===== EXERCISE INPUT =====

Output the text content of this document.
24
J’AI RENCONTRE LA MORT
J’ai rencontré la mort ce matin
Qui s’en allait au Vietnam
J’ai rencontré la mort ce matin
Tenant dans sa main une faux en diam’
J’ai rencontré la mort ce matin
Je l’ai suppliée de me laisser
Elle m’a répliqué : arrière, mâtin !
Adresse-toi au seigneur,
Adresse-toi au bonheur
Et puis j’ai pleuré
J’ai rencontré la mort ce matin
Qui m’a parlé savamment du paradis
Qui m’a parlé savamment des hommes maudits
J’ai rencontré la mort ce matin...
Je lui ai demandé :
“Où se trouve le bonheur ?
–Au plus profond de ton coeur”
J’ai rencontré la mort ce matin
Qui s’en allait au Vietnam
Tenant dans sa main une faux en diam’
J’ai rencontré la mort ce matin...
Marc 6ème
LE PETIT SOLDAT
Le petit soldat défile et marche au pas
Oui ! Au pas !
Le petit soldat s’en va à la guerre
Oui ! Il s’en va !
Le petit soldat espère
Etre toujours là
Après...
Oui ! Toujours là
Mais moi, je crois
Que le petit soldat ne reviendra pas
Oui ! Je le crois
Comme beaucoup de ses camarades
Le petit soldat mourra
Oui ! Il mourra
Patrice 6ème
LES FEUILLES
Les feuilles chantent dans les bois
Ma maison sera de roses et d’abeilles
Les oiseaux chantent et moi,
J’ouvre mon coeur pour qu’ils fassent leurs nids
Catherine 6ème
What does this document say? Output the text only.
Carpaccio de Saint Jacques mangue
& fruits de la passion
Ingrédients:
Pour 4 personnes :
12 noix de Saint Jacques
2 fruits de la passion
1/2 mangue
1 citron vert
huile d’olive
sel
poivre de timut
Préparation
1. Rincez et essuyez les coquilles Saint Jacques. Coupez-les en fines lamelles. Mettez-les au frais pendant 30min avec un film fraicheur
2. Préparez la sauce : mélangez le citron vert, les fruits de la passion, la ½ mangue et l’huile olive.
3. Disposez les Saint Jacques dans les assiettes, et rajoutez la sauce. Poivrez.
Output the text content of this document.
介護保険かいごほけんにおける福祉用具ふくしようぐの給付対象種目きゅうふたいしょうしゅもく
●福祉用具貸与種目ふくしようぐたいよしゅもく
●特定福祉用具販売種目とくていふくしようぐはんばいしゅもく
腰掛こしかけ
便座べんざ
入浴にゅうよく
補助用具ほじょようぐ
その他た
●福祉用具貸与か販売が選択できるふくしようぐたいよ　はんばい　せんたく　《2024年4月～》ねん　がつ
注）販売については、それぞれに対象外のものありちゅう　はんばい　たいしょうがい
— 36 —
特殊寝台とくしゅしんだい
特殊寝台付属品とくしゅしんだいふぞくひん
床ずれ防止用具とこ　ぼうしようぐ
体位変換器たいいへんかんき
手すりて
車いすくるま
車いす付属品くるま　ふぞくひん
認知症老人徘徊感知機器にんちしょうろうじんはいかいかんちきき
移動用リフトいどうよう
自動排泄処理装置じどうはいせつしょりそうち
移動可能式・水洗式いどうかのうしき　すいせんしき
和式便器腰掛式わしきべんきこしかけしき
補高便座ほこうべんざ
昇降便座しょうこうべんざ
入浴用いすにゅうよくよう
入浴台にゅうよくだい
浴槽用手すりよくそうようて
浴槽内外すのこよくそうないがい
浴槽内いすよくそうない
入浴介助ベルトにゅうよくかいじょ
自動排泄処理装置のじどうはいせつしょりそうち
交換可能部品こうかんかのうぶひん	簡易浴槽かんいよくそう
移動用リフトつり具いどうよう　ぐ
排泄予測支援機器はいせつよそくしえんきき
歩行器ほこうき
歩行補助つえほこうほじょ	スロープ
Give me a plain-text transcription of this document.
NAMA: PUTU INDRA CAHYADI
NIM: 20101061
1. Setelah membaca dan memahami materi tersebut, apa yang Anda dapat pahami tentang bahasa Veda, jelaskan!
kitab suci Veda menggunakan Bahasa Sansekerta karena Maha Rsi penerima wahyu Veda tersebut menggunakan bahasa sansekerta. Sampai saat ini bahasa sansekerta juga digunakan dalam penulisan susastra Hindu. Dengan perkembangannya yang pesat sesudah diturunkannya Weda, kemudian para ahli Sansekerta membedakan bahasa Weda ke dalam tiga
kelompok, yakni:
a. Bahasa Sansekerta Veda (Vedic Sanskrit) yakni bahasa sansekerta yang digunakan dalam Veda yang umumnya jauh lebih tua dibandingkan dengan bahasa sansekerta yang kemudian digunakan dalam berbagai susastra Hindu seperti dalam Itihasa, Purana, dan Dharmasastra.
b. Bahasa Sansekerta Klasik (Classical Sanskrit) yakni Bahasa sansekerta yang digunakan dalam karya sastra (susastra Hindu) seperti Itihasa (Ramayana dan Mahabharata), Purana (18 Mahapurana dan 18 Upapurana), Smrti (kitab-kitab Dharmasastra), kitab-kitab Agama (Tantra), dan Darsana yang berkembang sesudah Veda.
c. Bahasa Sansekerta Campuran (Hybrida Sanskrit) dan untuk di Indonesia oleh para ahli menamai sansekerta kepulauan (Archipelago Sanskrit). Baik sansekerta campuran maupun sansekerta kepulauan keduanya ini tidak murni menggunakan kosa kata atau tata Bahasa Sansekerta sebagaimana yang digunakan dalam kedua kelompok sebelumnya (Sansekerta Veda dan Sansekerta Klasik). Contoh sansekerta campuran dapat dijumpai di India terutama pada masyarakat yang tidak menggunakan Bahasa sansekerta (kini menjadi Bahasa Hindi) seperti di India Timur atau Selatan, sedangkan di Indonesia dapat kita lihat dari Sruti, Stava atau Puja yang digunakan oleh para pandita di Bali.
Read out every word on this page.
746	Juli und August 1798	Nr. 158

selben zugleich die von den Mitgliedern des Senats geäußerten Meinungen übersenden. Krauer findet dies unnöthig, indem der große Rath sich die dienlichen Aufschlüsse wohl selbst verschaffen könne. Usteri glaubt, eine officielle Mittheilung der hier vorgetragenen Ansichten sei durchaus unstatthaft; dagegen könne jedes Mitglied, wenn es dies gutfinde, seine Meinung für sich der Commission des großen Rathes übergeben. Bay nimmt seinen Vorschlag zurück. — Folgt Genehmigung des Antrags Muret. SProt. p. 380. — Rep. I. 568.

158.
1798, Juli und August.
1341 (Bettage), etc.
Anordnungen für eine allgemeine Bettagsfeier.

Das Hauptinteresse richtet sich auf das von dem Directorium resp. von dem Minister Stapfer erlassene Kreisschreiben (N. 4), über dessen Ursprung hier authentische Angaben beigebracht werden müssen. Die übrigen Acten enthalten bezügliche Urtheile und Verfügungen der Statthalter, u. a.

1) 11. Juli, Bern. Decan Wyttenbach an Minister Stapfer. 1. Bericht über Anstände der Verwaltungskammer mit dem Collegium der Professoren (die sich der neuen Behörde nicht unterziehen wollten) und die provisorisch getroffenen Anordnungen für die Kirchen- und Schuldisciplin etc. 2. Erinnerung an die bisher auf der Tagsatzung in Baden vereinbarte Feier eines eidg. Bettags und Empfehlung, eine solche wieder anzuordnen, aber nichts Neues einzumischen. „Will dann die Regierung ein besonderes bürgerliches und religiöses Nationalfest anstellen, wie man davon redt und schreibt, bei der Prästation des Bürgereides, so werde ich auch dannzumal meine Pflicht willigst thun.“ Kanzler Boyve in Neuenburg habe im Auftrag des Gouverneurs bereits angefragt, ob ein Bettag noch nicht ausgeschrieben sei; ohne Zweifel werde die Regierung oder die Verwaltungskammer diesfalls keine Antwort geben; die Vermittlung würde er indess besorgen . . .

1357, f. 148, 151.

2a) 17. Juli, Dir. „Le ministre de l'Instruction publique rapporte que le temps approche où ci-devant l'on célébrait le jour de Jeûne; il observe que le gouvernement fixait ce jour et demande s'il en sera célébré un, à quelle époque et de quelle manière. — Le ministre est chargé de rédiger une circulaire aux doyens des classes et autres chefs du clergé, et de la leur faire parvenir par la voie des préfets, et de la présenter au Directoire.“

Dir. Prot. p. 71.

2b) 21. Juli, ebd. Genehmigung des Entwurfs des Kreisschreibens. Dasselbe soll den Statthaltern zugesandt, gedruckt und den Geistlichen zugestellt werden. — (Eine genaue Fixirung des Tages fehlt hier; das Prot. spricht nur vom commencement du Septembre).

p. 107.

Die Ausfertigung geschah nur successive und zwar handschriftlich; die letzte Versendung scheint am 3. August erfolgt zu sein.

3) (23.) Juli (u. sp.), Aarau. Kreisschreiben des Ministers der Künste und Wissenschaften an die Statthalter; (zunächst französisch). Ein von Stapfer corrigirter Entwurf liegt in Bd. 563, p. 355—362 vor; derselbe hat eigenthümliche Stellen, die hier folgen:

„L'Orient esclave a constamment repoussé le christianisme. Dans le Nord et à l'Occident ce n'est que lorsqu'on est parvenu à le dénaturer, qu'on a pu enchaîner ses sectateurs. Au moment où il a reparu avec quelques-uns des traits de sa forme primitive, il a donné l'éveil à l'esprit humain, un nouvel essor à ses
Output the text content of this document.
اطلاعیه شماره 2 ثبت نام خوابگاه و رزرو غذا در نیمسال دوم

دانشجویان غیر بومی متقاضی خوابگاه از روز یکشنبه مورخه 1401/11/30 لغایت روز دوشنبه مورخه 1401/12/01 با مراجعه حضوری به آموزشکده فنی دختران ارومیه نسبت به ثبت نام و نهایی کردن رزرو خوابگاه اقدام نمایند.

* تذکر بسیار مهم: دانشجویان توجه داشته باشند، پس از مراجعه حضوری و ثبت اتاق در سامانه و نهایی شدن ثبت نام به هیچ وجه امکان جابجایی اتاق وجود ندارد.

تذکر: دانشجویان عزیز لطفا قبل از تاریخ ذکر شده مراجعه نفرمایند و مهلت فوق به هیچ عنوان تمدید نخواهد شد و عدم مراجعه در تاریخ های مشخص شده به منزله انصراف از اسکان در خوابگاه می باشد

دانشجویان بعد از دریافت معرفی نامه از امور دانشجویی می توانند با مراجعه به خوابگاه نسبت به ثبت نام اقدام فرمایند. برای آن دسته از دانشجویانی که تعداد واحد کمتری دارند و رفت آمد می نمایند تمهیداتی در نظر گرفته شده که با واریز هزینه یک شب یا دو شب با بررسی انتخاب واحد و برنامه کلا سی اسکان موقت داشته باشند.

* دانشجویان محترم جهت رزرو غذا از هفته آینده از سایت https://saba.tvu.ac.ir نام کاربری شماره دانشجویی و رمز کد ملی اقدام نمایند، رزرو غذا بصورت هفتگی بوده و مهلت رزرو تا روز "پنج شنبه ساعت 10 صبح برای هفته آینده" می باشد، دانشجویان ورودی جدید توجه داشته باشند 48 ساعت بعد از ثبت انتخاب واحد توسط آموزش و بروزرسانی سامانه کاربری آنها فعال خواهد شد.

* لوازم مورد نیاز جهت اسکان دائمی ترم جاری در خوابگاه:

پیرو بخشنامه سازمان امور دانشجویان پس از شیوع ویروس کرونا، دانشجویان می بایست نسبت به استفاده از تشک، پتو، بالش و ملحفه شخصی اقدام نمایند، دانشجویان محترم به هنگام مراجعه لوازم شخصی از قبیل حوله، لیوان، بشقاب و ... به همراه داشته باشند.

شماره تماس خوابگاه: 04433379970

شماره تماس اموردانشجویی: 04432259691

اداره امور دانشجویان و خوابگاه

=====

• PROBLEM DESCRIPTION: Filter the records for lines holding the string "savamment". Copy each one.

• FINISHED ANSWER:
Qui m’a parlé savamment du paradis
Qui m’a parlé savamment des hommes maudits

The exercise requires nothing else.